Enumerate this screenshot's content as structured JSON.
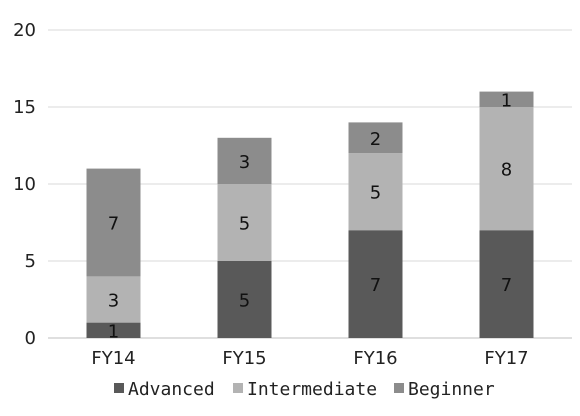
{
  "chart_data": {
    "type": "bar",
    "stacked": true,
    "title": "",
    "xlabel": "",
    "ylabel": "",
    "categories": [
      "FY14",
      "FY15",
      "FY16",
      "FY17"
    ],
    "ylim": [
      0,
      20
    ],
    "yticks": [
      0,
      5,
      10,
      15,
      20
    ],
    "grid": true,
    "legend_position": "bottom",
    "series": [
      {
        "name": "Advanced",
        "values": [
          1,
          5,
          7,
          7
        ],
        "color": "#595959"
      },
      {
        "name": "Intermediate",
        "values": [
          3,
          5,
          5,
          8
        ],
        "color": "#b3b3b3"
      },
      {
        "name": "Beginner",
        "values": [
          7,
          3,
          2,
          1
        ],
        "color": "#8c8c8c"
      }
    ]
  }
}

.....

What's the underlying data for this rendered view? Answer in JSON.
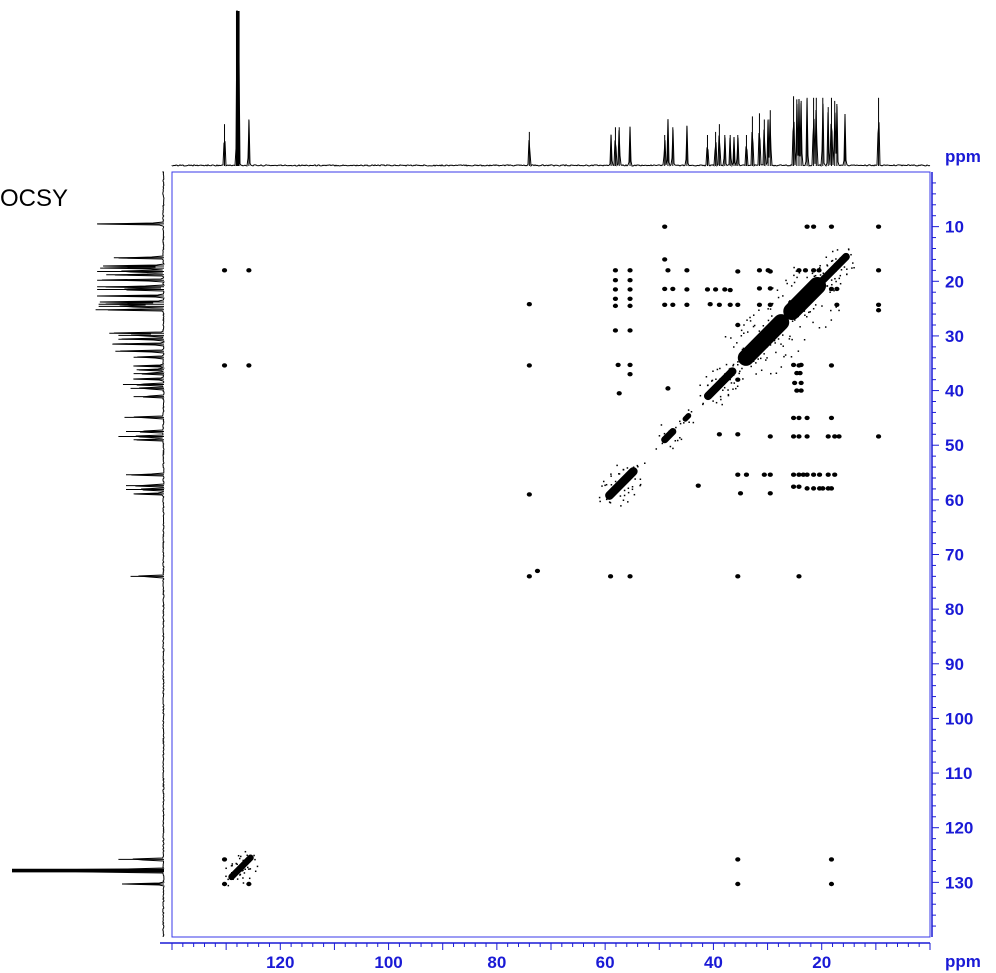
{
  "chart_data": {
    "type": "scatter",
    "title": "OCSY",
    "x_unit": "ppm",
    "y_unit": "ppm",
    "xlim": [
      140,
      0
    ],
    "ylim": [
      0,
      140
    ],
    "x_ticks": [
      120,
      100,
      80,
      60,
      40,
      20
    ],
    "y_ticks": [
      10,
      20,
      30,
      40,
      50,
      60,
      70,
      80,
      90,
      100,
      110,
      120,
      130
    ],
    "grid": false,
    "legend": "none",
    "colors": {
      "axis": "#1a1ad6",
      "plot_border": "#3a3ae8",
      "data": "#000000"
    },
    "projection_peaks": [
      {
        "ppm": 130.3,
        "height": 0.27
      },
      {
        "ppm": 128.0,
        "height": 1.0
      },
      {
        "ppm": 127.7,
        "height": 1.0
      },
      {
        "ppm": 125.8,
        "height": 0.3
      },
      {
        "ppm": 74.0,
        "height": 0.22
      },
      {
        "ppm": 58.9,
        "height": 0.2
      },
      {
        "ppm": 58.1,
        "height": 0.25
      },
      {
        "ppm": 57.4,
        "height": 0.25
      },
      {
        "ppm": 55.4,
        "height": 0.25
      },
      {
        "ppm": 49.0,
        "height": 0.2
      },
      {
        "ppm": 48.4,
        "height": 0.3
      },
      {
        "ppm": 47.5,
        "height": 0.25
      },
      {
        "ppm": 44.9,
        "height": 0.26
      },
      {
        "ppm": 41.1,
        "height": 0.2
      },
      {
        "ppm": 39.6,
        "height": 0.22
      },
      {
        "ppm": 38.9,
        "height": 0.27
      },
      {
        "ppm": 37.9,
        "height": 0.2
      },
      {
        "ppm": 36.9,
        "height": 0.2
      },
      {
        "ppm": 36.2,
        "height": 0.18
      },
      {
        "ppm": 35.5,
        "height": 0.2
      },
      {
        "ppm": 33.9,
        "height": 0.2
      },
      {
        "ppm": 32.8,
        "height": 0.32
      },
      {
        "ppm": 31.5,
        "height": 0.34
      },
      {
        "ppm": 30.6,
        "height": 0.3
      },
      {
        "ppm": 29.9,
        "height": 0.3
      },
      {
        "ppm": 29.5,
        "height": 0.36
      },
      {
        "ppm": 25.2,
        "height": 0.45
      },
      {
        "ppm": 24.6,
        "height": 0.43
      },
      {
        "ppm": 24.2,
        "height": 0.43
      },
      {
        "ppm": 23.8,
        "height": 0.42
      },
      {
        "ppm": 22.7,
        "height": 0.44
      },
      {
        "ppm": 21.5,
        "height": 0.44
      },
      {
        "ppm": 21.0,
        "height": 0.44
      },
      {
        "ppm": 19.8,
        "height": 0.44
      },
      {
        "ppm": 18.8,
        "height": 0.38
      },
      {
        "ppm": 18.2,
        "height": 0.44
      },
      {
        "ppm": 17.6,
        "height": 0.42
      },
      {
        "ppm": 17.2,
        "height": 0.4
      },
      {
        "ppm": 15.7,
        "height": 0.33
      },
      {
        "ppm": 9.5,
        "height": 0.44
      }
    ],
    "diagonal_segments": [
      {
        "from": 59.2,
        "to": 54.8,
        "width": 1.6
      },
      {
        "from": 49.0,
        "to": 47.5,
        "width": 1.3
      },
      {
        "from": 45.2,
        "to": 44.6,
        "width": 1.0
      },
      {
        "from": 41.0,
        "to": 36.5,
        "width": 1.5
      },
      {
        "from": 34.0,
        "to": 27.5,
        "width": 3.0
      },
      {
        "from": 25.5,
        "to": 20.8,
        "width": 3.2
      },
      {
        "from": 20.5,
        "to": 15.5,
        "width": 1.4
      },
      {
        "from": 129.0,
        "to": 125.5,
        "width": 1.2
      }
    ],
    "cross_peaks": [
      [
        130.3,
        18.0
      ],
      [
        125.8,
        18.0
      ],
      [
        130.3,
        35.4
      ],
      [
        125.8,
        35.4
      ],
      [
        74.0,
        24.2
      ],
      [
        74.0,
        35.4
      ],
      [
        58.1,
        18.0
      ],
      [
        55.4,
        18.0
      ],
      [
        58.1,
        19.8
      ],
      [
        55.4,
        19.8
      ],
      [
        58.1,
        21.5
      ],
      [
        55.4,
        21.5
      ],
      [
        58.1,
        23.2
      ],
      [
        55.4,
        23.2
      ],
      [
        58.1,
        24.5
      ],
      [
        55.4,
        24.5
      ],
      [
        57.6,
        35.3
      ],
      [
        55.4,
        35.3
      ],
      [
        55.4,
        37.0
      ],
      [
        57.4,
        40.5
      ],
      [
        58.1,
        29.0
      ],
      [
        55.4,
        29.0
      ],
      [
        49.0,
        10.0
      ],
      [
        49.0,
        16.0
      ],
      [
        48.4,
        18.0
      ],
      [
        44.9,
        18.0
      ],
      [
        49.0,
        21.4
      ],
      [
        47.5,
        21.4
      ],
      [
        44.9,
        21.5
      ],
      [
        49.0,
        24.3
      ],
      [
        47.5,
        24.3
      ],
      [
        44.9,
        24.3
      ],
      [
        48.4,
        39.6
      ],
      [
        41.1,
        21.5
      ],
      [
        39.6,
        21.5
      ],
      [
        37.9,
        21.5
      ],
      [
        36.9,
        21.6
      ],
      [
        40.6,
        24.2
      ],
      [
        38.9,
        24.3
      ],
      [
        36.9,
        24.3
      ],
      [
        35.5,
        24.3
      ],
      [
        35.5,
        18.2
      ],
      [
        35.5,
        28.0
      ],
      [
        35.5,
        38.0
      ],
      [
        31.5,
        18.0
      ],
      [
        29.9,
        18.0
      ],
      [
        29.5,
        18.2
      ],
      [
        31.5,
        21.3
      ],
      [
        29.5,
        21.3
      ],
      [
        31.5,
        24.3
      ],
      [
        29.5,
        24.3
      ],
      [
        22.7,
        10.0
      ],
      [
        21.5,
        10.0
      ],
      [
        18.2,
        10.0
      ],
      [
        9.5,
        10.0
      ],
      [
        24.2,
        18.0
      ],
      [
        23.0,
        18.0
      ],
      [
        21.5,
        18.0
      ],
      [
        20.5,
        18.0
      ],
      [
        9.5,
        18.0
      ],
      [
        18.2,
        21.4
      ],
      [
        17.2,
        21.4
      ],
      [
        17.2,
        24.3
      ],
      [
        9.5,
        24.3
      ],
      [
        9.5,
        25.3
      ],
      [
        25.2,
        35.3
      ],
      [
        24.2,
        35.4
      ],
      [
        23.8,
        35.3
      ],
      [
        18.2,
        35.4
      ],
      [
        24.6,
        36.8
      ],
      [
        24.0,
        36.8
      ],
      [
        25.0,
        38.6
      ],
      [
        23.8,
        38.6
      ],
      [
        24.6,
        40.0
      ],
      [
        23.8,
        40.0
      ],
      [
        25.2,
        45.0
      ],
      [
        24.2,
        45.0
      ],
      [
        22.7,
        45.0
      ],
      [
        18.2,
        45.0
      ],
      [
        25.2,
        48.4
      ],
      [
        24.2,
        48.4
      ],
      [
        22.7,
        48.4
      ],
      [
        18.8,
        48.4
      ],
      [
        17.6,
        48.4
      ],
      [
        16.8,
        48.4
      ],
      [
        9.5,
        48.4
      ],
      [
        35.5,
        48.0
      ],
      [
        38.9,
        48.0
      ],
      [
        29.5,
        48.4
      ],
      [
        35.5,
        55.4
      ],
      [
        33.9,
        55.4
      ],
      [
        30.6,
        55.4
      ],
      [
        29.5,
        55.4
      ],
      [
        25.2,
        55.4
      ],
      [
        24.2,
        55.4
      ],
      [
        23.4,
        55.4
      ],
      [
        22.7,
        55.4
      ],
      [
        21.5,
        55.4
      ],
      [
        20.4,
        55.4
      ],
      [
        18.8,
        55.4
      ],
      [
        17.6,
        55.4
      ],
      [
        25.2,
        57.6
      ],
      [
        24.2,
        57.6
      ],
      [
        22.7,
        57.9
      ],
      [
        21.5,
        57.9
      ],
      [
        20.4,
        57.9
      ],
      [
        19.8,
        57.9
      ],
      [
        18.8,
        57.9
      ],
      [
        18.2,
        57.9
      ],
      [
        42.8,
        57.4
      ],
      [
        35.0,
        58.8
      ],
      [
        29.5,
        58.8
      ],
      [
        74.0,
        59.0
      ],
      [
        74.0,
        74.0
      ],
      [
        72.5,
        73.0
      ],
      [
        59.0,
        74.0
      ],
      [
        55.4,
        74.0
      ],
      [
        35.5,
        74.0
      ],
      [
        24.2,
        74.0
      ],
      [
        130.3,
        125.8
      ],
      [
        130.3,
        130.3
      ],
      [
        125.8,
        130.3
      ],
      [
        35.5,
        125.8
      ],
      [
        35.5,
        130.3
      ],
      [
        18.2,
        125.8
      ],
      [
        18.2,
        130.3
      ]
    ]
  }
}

.....

Goal:
Check each line of the records above for the word "name", then give the number of lines that have it, with no other words.

Answer:
3